### Dataset items

——

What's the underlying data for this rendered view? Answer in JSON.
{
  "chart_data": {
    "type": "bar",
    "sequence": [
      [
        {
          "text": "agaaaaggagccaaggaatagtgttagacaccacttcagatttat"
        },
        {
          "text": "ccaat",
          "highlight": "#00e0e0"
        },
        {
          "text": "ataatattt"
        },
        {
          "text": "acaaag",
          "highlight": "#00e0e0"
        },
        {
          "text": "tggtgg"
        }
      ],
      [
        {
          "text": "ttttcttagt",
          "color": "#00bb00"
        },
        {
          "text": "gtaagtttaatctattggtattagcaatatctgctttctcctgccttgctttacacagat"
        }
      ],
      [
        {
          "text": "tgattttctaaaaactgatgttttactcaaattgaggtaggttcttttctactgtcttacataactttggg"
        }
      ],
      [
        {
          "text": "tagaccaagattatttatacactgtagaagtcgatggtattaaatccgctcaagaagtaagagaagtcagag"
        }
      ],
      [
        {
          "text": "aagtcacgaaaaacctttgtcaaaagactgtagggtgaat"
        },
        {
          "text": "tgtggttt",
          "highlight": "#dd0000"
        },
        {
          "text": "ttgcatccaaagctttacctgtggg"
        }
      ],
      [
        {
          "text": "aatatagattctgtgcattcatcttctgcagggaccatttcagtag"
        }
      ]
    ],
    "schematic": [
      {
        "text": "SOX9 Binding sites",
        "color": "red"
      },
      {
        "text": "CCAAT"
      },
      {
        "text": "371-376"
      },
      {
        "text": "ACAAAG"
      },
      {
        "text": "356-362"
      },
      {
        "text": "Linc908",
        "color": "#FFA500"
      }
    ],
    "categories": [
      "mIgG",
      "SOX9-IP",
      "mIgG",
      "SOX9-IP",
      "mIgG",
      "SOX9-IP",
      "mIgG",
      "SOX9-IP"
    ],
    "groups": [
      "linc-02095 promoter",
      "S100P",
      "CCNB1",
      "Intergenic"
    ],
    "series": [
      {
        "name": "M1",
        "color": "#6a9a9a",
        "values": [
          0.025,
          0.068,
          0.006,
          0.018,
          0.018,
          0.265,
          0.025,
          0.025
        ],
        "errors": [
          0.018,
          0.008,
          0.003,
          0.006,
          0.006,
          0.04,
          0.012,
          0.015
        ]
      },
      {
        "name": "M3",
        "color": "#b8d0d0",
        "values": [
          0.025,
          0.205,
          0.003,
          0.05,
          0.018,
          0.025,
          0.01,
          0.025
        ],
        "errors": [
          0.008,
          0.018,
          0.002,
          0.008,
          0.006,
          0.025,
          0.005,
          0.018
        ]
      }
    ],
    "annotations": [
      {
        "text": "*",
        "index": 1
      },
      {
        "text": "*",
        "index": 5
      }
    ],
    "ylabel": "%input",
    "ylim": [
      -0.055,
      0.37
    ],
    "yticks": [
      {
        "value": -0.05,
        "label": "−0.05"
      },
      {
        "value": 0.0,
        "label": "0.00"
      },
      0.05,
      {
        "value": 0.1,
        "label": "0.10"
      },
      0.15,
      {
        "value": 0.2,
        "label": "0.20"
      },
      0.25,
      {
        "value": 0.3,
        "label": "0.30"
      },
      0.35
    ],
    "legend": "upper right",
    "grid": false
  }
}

——

### Instruction
In this exercise, repeat all entries exactly.

### Exercise answer
What's the underlying data for this rendered view? Answer in JSON.
{
  "chart_data": {
    "type": "bar",
    "sequence": [
      [
        {
          "text": "agaaaaggagccaaggaatagtgttagacaccacttcagatttat"
        },
        {
          "text": "ccaat",
          "highlight": "#00e0e0"
        },
        {
          "text": "ataatattt"
        },
        {
          "text": "acaaag",
          "highlight": "#00e0e0"
        },
        {
          "text": "tggtgg"
        }
      ],
      [
        {
          "text": "ttttcttagt",
          "color": "#00bb00"
        },
        {
          "text": "gtaagtttaatctattggtattagcaatatctgctttctcctgccttgctttacacagat"
        }
      ],
      [
        {
          "text": "tgattttctaaaaactgatgttttactcaaattgaggtaggttcttttctactgtcttacataactttggg"
        }
      ],
      [
        {
          "text": "tagaccaagattatttatacactgtagaagtcgatggtattaaatccgctcaagaagtaagagaagtcagag"
        }
      ],
      [
        {
          "text": "aagtcacgaaaaacctttgtcaaaagactgtagggtgaat"
        },
        {
          "text": "tgtggttt",
          "highlight": "#dd0000"
        },
        {
          "text": "ttgcatccaaagctttacctgtggg"
        }
      ],
      [
        {
          "text": "aatatagattctgtgcattcatcttctgcagggaccatttcagtag"
        }
      ]
    ],
    "schematic": [
      {
        "text": "SOX9 Binding sites",
        "color": "red"
      },
      {
        "text": "CCAAT"
      },
      {
        "text": "371-376"
      },
      {
        "text": "ACAAAG"
      },
      {
        "text": "356-362"
      },
      {
        "text": "Linc908",
        "color": "#FFA500"
      }
    ],
    "categories": [
      "mIgG",
      "SOX9-IP",
      "mIgG",
      "SOX9-IP",
      "mIgG",
      "SOX9-IP",
      "mIgG",
      "SOX9-IP"
    ],
    "groups": [
      "linc-02095 promoter",
      "S100P",
      "CCNB1",
      "Intergenic"
    ],
    "series": [
      {
        "name": "M1",
        "color": "#6a9a9a",
        "values": [
          0.025,
          0.068,
          0.006,
          0.018,
          0.018,
          0.265,
          0.025,
          0.025
        ],
        "errors": [
          0.018,
          0.008,
          0.003,
          0.006,
          0.006,
          0.04,
          0.012,
          0.015
        ]
      },
      {
        "name": "M3",
        "color": "#b8d0d0",
        "values": [
          0.025,
          0.205,
          0.003,
          0.05,
          0.018,
          0.025,
          0.01,
          0.025
        ],
        "errors": [
          0.008,
          0.018,
          0.002,
          0.008,
          0.006,
          0.025,
          0.005,
          0.018
        ]
      }
    ],
    "annotations": [
      {
        "text": "*",
        "index": 1
      },
      {
        "text": "*",
        "index": 5
      }
    ],
    "ylabel": "%input",
    "ylim": [
      -0.055,
      0.37
    ],
    "yticks": [
      {
        "value": -0.05,
        "label": "−0.05"
      },
      {
        "value": 0.0,
        "label": "0.00"
      },
      0.05,
      {
        "value": 0.1,
        "label": "0.10"
      },
      0.15,
      {
        "value": 0.2,
        "label": "0.20"
      },
      0.25,
      {
        "value": 0.3,
        "label": "0.30"
      },
      0.35
    ],
    "legend": "upper right",
    "grid": false
  }
}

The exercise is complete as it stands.